### GIVEN PASSAGE
>>>>>

# grease spill into oven insulation-fire hazard?



## pybyr (Feb 5, 2012)

I had a can of bacon grease on the cooktop waiting to go into the boiler ... and my fiance accidentally knocked it over as she was cleaning around the kitchen gas cookstove (gas burners/ gas oven) (lesson to self- do not leave cans of grease around).

Much but definitely not all of the grease was caught by the big drawer-like drip tray under the gas burners on top of the range-- but some definitely went over the drip tray and down into an opening in the metal into the fiberglass surrounding the oven-- through an opening by which the thermostat's capillary tube goes down towards the oven.

I have no way of precisely determining how much grease got down into the fiberglass surrounding the gas oven - other than that the fiberglass that I can touch is detectably quite greasy. If I had to make a wild guess based on the size of the can and the amount mopped out of the catch tray I would say probably no more than a cup of grease made it down into the fiberglass around the oven.

My one/ only serious concern is whether or to what extent the grease in the fiberglass represents a fire hazard when using the oven or broiler. I know that the glass fibers of the fiberglass won't burn but my concern is whether it might be like a big "wick" of the grease with air in between the fibers.

I can't afford to buy a new stove... but also can't afford to roll the dice on a fire.

Eagerly appreciate advice and suggestions on how to gauge the risk and/ or any measures I can take to remedy the situation or be able to, with responsible peace of mind, figure out if the risk is low enough to be nil.

Thanks!


----------

<<<<<

### BRIEF A
Copy the grease spill post from the words "Much but definitely" through "towards the oven.", swapping "capillary tube" for "sensing tube".
The records that follow have no connection to the grease spill post.

### PROVIDED DATA
>>>>>

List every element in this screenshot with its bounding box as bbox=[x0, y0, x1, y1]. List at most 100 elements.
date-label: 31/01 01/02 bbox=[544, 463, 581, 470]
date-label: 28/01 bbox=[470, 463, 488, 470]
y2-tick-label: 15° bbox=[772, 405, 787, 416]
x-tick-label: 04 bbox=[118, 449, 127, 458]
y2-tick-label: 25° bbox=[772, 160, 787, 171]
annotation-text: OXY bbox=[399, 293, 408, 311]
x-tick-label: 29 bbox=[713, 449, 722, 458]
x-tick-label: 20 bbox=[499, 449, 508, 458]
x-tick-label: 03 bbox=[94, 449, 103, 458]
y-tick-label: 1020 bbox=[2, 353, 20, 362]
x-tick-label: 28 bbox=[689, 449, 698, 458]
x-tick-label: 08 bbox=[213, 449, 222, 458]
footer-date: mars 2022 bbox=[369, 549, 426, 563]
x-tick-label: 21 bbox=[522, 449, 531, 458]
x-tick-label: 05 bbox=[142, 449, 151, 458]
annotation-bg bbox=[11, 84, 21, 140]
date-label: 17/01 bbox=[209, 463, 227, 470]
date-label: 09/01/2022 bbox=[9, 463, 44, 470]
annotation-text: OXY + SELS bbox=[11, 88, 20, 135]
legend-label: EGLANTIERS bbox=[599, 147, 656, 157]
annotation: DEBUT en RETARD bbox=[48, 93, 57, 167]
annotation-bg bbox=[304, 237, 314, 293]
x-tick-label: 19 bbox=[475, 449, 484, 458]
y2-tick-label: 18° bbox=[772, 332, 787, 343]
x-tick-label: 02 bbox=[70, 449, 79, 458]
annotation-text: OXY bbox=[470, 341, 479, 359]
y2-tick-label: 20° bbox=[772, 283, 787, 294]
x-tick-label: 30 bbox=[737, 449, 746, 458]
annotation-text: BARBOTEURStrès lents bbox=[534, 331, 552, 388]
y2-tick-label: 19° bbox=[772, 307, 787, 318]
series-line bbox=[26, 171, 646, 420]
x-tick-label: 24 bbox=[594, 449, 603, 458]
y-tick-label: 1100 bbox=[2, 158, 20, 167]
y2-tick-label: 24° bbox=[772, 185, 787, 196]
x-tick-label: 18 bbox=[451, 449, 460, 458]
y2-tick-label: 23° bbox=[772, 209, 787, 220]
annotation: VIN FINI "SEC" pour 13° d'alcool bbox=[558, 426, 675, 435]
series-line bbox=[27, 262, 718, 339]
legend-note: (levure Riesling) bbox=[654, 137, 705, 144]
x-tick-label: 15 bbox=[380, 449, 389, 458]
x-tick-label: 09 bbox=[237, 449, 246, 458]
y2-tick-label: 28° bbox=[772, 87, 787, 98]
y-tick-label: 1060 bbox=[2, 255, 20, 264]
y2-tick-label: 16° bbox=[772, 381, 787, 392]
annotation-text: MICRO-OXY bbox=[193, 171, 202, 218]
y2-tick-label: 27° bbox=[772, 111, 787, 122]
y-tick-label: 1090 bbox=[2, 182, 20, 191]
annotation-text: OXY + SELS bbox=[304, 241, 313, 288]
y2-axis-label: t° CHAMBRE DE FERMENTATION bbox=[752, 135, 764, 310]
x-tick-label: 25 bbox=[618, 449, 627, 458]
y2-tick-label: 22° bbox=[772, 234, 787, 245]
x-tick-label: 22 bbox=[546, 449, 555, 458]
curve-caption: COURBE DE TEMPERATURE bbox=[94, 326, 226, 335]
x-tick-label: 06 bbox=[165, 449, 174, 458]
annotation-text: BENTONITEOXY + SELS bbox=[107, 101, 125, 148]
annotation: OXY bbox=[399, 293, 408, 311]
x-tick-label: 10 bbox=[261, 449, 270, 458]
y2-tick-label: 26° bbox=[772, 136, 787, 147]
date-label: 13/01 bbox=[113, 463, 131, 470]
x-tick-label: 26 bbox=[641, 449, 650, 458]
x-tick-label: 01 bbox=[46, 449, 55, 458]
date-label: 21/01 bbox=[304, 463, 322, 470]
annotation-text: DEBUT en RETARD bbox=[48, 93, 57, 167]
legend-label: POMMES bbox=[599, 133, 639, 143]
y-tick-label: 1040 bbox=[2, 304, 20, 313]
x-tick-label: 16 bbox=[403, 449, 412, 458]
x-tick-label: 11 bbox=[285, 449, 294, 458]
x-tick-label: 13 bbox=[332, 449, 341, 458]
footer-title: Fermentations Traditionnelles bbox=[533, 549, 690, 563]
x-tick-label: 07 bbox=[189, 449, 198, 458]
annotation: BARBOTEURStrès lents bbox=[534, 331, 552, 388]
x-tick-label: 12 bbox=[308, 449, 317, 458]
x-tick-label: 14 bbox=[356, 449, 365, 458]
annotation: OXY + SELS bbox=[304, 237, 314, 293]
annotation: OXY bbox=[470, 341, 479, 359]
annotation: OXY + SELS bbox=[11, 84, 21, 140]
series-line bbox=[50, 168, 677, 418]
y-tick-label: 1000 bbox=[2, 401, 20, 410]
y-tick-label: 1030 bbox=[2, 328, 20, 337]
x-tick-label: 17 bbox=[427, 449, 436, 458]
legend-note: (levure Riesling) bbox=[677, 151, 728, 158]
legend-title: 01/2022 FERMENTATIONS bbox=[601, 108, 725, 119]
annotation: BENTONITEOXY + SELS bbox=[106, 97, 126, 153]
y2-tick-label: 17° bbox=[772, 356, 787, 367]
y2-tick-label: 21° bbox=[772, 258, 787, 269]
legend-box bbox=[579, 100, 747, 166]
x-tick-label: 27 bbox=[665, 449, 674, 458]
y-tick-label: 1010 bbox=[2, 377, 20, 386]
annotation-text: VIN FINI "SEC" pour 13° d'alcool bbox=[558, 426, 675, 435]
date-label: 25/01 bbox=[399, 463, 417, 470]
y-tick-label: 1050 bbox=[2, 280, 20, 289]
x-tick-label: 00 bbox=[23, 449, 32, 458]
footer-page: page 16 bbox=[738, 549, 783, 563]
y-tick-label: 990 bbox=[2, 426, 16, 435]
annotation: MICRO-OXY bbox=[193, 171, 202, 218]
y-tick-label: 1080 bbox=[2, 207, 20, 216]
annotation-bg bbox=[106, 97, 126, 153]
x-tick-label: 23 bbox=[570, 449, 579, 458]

<<<<<

### BRIEF B
Turn the records into a numbered list with no blank lines. Start at the first line of the records and stop after the line containing "x-tick-label: 28 bbox=[689, 449, 698, 458]".

### TASK SOLUTION A
Much but definitely not all of the grease was caught by the big drawer-like drip tray under the gas burners on top of the range-- but some definitely went over the drip tray and down into an opening in the metal into the fiberglass surrounding the oven-- through an opening by which the thermostat's sensing tube goes down towards the oven.

### TASK SOLUTION B
1. List every element in this screenshot with its bounding box as bbox=[x0, y0, x1, y1]. List at most 100 elements.
2. date-label: 31/01 01/02 bbox=[544, 463, 581, 470]
3. date-label: 28/01 bbox=[470, 463, 488, 470]
4. y2-tick-label: 15° bbox=[772, 405, 787, 416]
5. x-tick-label: 04 bbox=[118, 449, 127, 458]
6. y2-tick-label: 25° bbox=[772, 160, 787, 171]
7. annotation-text: OXY bbox=[399, 293, 408, 311]
8. x-tick-label: 29 bbox=[713, 449, 722, 458]
9. x-tick-label: 20 bbox=[499, 449, 508, 458]
10. x-tick-label: 03 bbox=[94, 449, 103, 458]
11. y-tick-label: 1020 bbox=[2, 353, 20, 362]
12. x-tick-label: 28 bbox=[689, 449, 698, 458]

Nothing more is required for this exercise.